GIVEN PROBLEM: Go through the entries below and copy each line containing the word "Ribeye".

==============================

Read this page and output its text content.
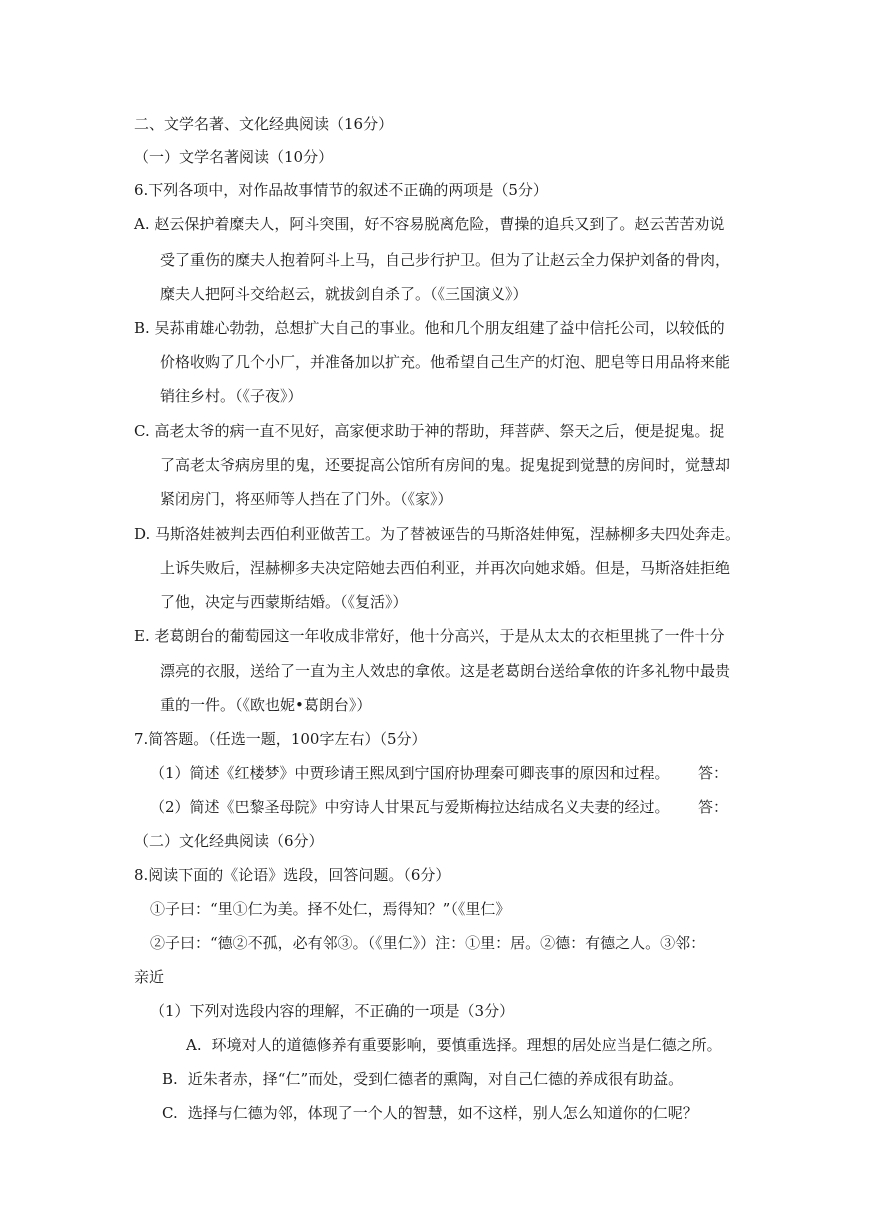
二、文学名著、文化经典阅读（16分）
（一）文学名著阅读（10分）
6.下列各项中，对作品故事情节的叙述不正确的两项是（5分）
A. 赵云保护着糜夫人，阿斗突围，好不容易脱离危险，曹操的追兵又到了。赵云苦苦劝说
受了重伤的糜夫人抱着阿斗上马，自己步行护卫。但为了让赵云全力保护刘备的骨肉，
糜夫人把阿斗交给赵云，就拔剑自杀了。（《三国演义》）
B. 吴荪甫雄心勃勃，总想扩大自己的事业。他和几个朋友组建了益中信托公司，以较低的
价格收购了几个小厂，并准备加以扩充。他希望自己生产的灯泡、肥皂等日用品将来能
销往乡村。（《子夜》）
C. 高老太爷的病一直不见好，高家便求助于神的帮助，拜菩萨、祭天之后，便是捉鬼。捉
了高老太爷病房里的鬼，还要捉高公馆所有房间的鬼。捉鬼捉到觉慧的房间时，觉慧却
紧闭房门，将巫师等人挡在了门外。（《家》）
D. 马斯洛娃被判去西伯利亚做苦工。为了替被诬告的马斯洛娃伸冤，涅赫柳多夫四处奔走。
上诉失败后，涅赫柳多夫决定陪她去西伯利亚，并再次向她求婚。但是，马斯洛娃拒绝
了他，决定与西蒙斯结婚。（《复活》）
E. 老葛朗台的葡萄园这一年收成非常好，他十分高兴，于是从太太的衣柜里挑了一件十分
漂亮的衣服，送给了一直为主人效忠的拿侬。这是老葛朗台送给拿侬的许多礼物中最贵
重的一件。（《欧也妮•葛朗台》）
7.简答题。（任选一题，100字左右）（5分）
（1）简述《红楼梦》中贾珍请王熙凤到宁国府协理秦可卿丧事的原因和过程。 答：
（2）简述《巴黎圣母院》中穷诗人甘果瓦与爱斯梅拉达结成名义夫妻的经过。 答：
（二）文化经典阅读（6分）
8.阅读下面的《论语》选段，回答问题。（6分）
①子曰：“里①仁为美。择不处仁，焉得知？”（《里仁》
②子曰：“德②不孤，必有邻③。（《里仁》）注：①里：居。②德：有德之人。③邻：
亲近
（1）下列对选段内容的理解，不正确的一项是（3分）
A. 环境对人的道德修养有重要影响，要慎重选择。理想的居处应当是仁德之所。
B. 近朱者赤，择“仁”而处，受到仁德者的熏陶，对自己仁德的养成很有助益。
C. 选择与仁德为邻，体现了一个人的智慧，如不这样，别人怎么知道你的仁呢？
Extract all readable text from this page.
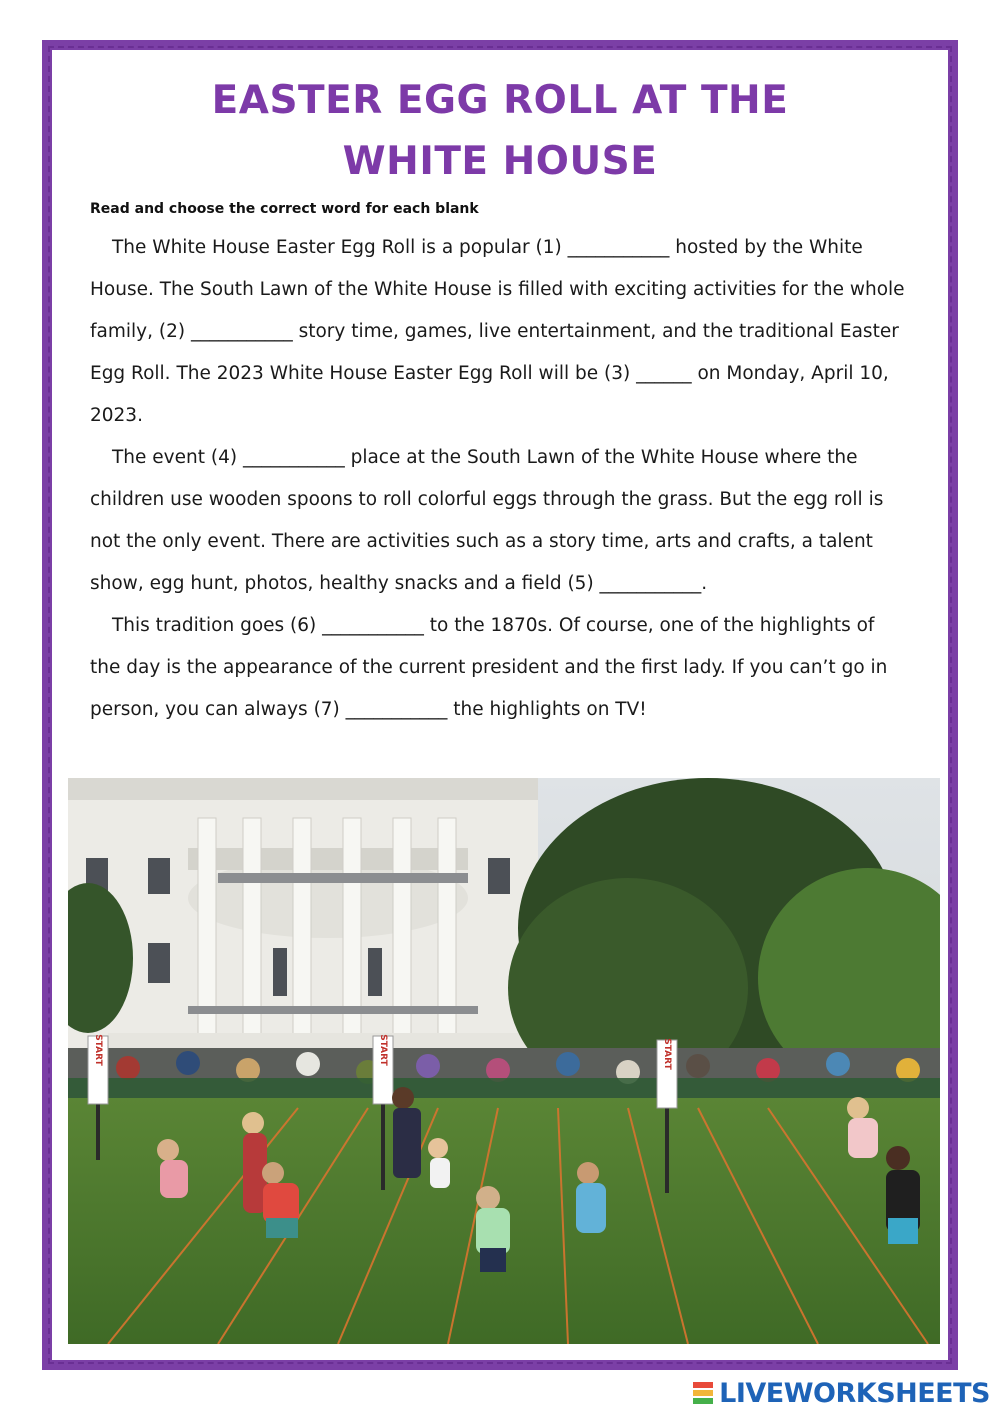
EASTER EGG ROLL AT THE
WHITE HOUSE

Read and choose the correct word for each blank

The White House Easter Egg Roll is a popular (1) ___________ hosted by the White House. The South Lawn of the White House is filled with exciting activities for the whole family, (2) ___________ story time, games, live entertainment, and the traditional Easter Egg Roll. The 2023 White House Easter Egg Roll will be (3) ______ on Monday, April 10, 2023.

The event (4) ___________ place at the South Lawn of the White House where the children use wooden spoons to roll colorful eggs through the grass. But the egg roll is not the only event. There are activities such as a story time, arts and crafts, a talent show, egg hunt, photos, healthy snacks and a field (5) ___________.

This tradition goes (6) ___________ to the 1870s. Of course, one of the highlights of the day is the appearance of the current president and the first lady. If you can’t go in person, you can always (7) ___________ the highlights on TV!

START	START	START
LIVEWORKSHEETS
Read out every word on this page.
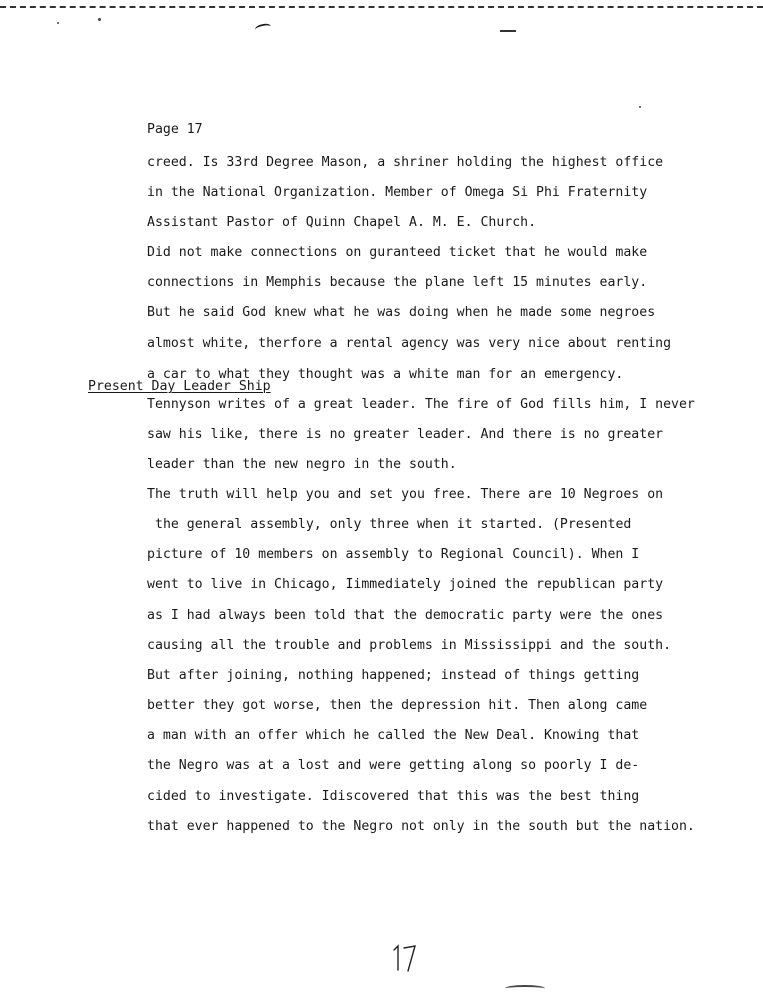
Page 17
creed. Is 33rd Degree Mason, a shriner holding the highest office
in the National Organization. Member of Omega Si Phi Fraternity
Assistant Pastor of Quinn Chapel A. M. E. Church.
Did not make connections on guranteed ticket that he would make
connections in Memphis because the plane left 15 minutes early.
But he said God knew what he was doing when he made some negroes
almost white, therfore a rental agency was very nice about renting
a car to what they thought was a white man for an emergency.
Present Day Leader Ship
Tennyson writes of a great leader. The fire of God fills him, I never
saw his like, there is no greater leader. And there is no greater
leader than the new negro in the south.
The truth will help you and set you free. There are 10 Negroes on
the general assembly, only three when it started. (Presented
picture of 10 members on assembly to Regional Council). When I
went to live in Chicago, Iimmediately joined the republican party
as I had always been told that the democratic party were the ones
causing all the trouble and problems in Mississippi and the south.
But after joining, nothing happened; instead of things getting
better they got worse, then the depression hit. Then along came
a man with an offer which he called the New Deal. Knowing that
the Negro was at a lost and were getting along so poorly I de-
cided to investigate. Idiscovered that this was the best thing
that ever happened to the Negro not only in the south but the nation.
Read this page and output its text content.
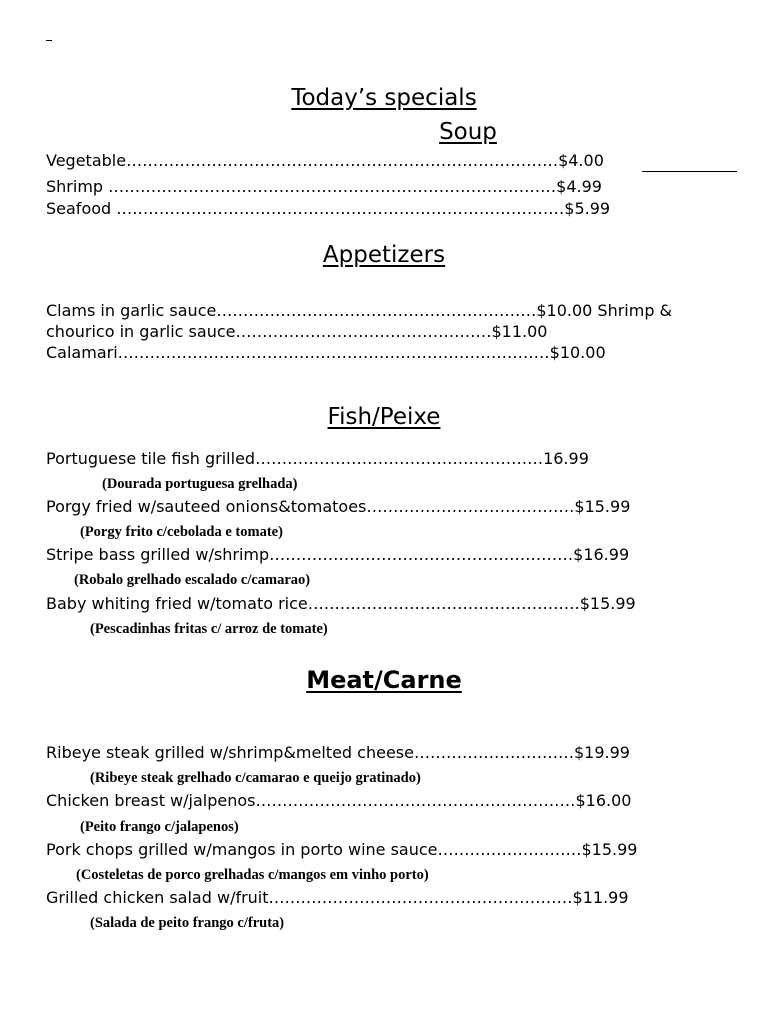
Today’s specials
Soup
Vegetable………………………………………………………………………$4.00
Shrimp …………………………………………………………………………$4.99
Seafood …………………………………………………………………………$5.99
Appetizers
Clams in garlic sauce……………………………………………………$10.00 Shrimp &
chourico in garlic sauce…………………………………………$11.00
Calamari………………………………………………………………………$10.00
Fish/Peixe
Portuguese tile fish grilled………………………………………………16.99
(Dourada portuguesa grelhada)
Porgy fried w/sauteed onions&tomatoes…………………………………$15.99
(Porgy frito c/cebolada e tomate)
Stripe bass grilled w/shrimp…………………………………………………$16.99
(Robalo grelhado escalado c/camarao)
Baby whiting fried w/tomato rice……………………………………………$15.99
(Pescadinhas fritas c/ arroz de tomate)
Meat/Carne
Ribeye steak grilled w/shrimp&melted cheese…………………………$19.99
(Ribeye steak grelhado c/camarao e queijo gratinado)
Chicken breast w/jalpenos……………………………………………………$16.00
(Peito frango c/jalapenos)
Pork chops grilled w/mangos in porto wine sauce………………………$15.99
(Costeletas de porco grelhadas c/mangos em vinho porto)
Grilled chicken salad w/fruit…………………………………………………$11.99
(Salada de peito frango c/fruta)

==============================

WRITTEN ANSWER:
Ribeye steak grilled w/shrimp&melted cheese…………………………$19.99
(Ribeye steak grelhado c/camarao e queijo gratinado)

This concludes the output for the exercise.